• Task goal
Identify the lines that contain the word "collisions", then copy them.

───── Input ─────

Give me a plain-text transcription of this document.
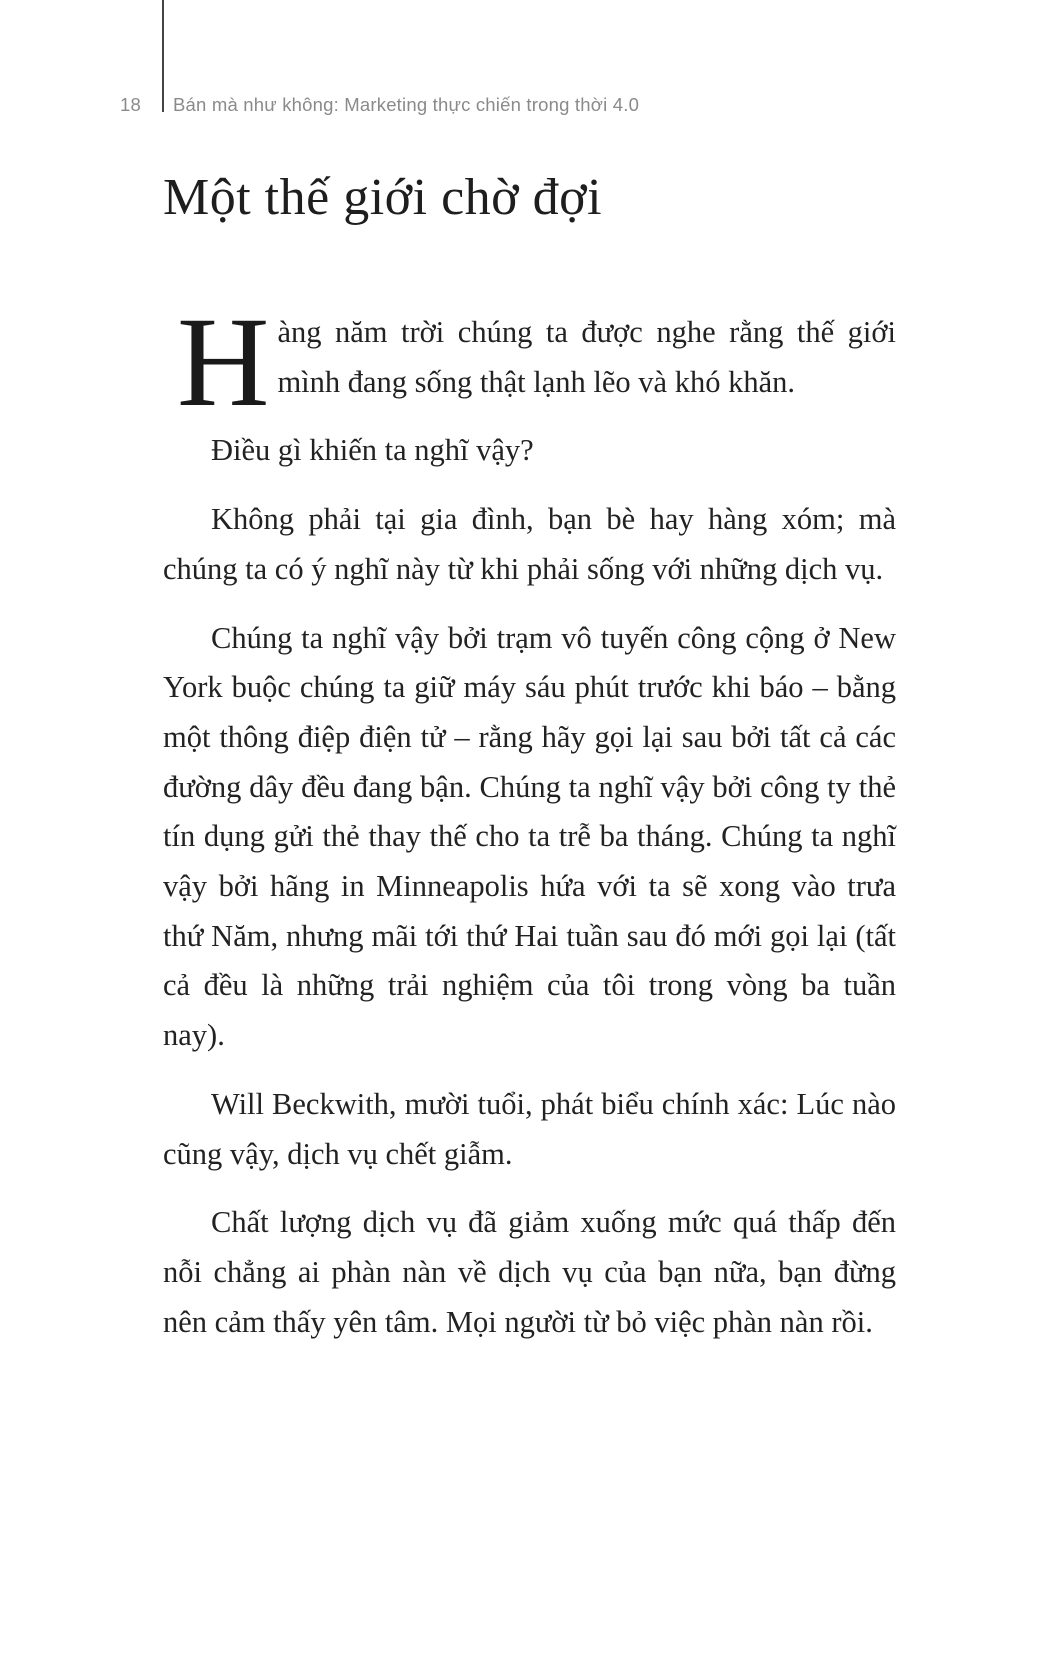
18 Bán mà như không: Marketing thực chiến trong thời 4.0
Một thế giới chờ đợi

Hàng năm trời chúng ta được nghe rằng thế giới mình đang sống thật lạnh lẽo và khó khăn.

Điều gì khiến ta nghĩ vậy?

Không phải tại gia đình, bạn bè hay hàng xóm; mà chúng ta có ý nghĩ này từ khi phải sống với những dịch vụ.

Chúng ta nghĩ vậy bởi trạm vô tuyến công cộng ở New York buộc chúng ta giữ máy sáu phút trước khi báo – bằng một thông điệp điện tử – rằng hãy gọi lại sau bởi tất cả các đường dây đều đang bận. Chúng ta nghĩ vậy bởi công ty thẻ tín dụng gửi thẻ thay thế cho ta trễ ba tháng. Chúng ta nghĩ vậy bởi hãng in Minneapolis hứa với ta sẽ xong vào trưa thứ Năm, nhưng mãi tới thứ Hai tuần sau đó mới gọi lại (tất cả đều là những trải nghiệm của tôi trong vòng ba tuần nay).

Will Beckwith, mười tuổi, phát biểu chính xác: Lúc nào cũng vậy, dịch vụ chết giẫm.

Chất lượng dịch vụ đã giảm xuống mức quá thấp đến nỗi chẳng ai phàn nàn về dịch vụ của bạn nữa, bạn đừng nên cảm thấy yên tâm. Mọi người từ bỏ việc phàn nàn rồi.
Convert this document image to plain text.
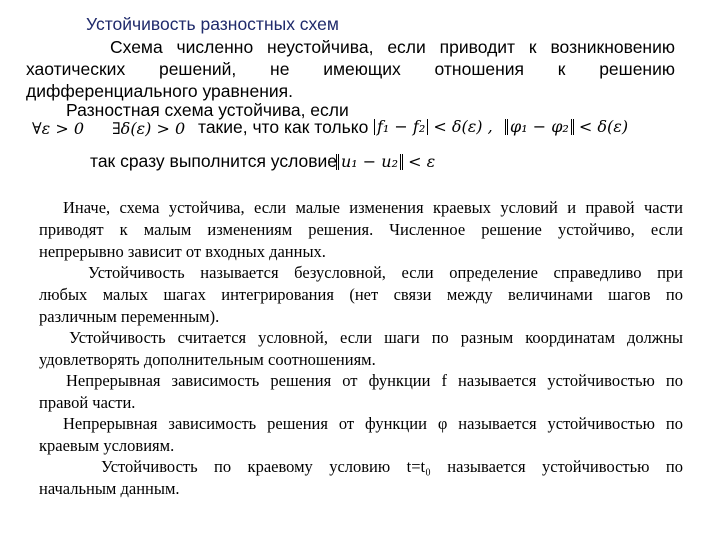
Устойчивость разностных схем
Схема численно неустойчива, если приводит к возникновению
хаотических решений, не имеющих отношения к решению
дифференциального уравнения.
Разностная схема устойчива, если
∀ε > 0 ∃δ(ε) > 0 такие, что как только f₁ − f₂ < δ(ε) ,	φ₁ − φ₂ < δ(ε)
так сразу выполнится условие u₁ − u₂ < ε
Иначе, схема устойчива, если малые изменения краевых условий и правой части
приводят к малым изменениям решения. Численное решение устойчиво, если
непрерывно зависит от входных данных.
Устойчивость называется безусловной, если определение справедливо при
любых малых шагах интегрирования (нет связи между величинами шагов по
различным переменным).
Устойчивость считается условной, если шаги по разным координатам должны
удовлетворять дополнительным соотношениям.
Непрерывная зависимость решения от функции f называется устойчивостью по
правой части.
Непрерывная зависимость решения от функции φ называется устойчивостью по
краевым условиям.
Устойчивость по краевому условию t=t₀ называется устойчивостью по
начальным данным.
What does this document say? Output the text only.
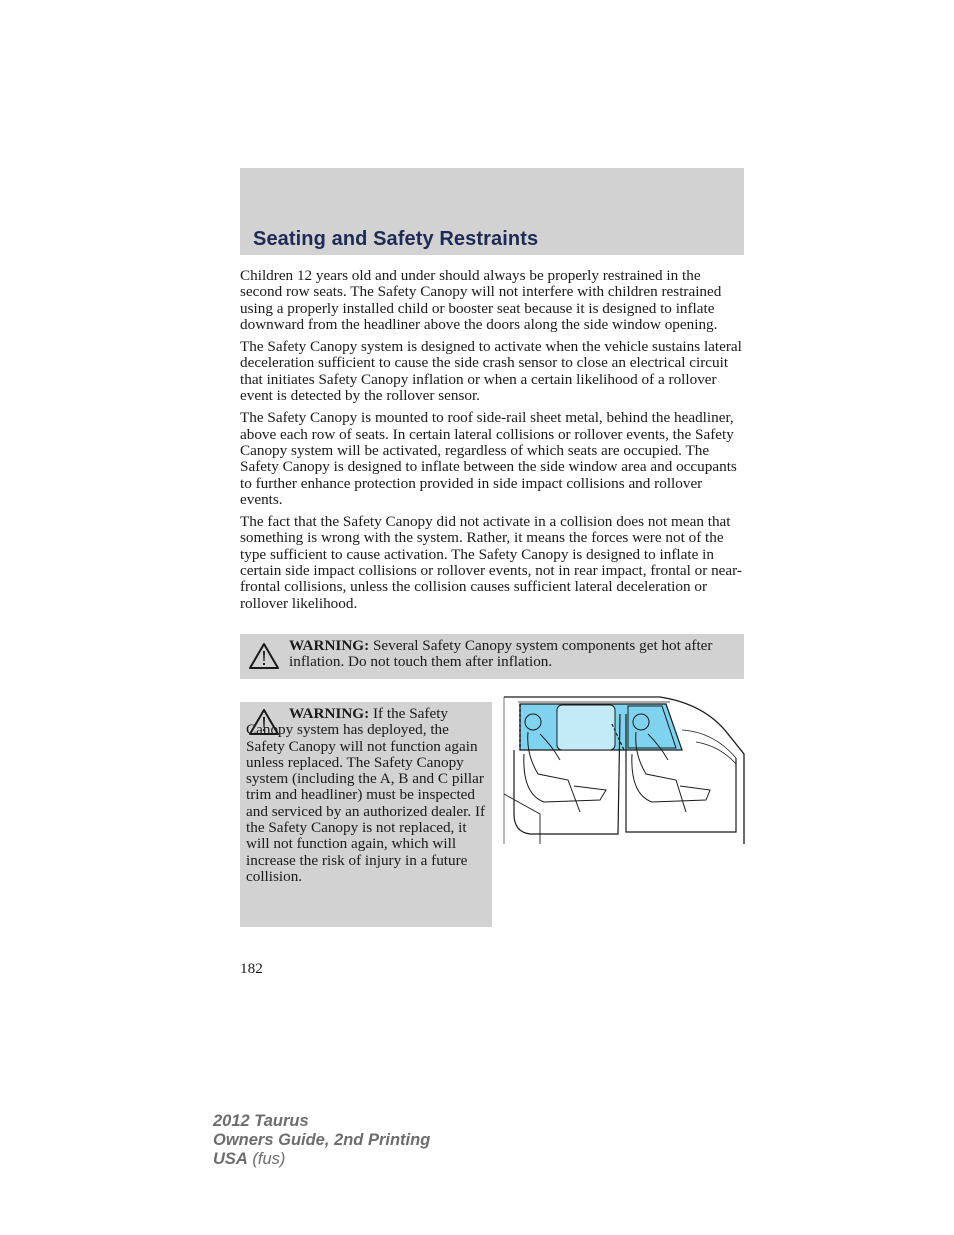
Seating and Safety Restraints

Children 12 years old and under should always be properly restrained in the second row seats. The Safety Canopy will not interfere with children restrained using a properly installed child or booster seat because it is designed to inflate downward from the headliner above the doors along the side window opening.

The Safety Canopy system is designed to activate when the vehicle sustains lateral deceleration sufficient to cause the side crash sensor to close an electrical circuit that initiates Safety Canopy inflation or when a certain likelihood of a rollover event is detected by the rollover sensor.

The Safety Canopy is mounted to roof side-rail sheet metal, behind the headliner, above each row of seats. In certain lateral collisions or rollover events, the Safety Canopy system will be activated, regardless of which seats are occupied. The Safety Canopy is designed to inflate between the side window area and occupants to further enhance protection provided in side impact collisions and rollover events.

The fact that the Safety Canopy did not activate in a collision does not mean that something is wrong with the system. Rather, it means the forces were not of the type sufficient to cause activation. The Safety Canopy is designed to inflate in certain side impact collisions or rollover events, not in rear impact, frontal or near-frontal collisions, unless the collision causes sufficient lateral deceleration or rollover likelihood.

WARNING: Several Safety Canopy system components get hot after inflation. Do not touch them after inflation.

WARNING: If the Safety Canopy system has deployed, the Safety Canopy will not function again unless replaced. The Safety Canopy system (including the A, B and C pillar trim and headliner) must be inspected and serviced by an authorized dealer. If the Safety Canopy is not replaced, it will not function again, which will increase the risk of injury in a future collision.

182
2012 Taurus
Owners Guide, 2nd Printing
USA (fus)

─────

• Task result
The Safety Canopy is mounted to roof side-rail sheet metal, behind the headliner, above each row of seats. In certain lateral collisions or rollover events, the Safety Canopy system will be activated, regardless of which seats are occupied. The Safety Canopy is designed to inflate between the side window area and occupants to further enhance protection provided in side impact collisions and rollover events.
The fact that the Safety Canopy did not activate in a collision does not mean that something is wrong with the system. Rather, it means the forces were not of the type sufficient to cause activation. The Safety Canopy is designed to inflate in certain side impact collisions or rollover events, not in rear impact, frontal or near-frontal collisions, unless the collision causes sufficient lateral deceleration or rollover likelihood.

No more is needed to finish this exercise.